• [Directions]: Please output the data exactly, without omitting anything.
----------------------------------------
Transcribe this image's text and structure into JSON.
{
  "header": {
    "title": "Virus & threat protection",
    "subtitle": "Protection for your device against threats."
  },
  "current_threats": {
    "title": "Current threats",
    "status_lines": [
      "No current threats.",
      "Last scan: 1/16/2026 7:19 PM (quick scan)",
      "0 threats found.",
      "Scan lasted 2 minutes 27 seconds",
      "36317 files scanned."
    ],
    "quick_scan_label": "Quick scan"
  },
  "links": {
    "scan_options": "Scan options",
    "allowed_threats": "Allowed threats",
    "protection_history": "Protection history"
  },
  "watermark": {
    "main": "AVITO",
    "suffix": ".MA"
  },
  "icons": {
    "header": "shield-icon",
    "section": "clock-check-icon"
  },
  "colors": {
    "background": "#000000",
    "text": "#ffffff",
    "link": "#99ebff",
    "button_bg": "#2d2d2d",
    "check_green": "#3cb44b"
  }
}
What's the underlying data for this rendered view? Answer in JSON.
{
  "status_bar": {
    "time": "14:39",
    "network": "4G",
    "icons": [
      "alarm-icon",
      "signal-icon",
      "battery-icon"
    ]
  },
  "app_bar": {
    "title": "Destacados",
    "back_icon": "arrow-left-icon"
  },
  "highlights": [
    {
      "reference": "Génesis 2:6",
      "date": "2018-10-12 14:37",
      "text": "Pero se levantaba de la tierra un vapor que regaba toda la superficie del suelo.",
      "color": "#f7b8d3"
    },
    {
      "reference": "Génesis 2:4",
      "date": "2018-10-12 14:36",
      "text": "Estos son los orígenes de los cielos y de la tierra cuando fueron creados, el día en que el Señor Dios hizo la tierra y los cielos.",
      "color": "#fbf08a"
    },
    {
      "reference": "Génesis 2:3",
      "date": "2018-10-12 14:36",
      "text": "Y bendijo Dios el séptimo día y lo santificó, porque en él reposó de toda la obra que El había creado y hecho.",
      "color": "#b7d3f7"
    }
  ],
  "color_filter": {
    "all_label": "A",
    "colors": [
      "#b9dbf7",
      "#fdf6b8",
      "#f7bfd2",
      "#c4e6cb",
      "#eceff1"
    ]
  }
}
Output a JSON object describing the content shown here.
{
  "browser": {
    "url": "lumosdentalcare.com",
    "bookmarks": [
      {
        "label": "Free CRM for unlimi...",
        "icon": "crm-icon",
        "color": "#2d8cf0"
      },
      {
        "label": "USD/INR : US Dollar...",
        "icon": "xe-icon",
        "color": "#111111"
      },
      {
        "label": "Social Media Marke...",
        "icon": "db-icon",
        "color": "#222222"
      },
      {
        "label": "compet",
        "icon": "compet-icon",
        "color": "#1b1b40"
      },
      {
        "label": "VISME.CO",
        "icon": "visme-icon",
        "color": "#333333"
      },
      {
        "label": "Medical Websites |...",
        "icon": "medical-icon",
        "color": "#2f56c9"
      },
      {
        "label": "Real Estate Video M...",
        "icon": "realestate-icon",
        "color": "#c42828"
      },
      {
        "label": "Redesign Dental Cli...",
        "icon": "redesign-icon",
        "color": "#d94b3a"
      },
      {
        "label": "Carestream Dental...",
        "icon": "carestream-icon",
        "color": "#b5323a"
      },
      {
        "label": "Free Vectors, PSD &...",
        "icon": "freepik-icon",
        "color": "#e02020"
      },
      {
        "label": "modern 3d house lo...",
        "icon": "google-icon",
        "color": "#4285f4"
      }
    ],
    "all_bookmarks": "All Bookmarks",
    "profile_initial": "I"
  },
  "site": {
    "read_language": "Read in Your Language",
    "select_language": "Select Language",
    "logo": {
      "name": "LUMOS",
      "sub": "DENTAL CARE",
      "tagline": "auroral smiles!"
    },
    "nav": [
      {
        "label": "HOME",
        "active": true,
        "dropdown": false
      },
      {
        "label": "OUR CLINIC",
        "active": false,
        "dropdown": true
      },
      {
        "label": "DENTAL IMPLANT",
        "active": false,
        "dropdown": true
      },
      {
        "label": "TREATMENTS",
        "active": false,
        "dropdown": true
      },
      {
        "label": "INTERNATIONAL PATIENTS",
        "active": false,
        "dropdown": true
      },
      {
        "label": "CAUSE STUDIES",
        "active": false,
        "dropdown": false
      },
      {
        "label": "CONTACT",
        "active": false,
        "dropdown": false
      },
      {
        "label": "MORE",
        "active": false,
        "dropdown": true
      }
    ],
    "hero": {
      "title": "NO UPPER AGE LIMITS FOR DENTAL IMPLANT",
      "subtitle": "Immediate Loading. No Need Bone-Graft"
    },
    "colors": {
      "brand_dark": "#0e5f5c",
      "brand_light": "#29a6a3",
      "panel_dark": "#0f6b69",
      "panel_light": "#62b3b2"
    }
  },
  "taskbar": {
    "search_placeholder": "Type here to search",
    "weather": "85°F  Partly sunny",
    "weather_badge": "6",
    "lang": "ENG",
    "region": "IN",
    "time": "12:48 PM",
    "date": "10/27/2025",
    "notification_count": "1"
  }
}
----------------------------------------
• [Problem solution]:
Transcribe this image's text and structure into JSON.
{
  "header": {
    "title": "Virus & threat protection",
    "subtitle": "Protection for your device against threats."
  },
  "current_threats": {
    "title": "Current threats",
    "status_lines": [
      "No current threats.",
      "Last scan: 1/16/2026 7:19 PM (quick scan)",
      "0 threats found.",
      "Scan lasted 2 minutes 27 seconds",
      "36317 files scanned."
    ],
    "quick_scan_label": "Quick scan"
  },
  "links": {
    "scan_options": "Scan options",
    "allowed_threats": "Allowed threats",
    "protection_history": "Protection history"
  },
  "watermark": {
    "main": "AVITO",
    "suffix": ".MA"
  },
  "icons": {
    "header": "shield-icon",
    "section": "clock-check-icon"
  },
  "colors": {
    "background": "#000000",
    "text": "#ffffff",
    "link": "#99ebff",
    "button_bg": "#2d2d2d",
    "check_green": "#3cb44b"
  }
}
What's the underlying data for this rendered view? Answer in JSON.
{
  "status_bar": {
    "time": "14:39",
    "network": "4G",
    "icons": [
      "alarm-icon",
      "signal-icon",
      "battery-icon"
    ]
  },
  "app_bar": {
    "title": "Destacados",
    "back_icon": "arrow-left-icon"
  },
  "highlights": [
    {
      "reference": "Génesis 2:6",
      "date": "2018-10-12 14:37",
      "text": "Pero se levantaba de la tierra un vapor que regaba toda la superficie del suelo.",
      "color": "#f7b8d3"
    },
    {
      "reference": "Génesis 2:4",
      "date": "2018-10-12 14:36",
      "text": "Estos son los orígenes de los cielos y de la tierra cuando fueron creados, el día en que el Señor Dios hizo la tierra y los cielos.",
      "color": "#fbf08a"
    },
    {
      "reference": "Génesis 2:3",
      "date": "2018-10-12 14:36",
      "text": "Y bendijo Dios el séptimo día y lo santificó, porque en él reposó de toda la obra que El había creado y hecho.",
      "color": "#b7d3f7"
    }
  ],
  "color_filter": {
    "all_label": "A",
    "colors": [
      "#b9dbf7",
      "#fdf6b8",
      "#f7bfd2",
      "#c4e6cb",
      "#eceff1"
    ]
  }
}
Output a JSON object describing the content shown here.
{
  "browser": {
    "url": "lumosdentalcare.com",
    "bookmarks": [
      {
        "label": "Free CRM for unlimi...",
        "icon": "crm-icon",
        "color": "#2d8cf0"
      },
      {
        "label": "USD/INR : US Dollar...",
        "icon": "xe-icon",
        "color": "#111111"
      },
      {
        "label": "Social Media Marke...",
        "icon": "db-icon",
        "color": "#222222"
      },
      {
        "label": "compet",
        "icon": "compet-icon",
        "color": "#1b1b40"
      },
      {
        "label": "VISME.CO",
        "icon": "visme-icon",
        "color": "#333333"
      },
      {
        "label": "Medical Websites |...",
        "icon": "medical-icon",
        "color": "#2f56c9"
      },
      {
        "label": "Real Estate Video M...",
        "icon": "realestate-icon",
        "color": "#c42828"
      },
      {
        "label": "Redesign Dental Cli...",
        "icon": "redesign-icon",
        "color": "#d94b3a"
      },
      {
        "label": "Carestream Dental...",
        "icon": "carestream-icon",
        "color": "#b5323a"
      },
      {
        "label": "Free Vectors, PSD &...",
        "icon": "freepik-icon",
        "color": "#e02020"
      },
      {
        "label": "modern 3d house lo...",
        "icon": "google-icon",
        "color": "#4285f4"
      }
    ],
    "all_bookmarks": "All Bookmarks",
    "profile_initial": "I"
  },
  "site": {
    "read_language": "Read in Your Language",
    "select_language": "Select Language",
    "logo": {
      "name": "LUMOS",
      "sub": "DENTAL CARE",
      "tagline": "auroral smiles!"
    },
    "nav": [
      {
        "label": "HOME",
        "active": true,
        "dropdown": false
      },
      {
        "label": "OUR CLINIC",
        "active": false,
        "dropdown": true
      },
      {
        "label": "DENTAL IMPLANT",
        "active": false,
        "dropdown": true
      },
      {
        "label": "TREATMENTS",
        "active": false,
        "dropdown": true
      },
      {
        "label": "INTERNATIONAL PATIENTS",
        "active": false,
        "dropdown": true
      },
      {
        "label": "CAUSE STUDIES",
        "active": false,
        "dropdown": false
      },
      {
        "label": "CONTACT",
        "active": false,
        "dropdown": false
      },
      {
        "label": "MORE",
        "active": false,
        "dropdown": true
      }
    ],
    "hero": {
      "title": "NO UPPER AGE LIMITS FOR DENTAL IMPLANT",
      "subtitle": "Immediate Loading. No Need Bone-Graft"
    },
    "colors": {
      "brand_dark": "#0e5f5c",
      "brand_light": "#29a6a3",
      "panel_dark": "#0f6b69",
      "panel_light": "#62b3b2"
    }
  },
  "taskbar": {
    "search_placeholder": "Type here to search",
    "weather": "85°F  Partly sunny",
    "weather_badge": "6",
    "lang": "ENG",
    "region": "IN",
    "time": "12:48 PM",
    "date": "10/27/2025",
    "notification_count": "1"
  }
}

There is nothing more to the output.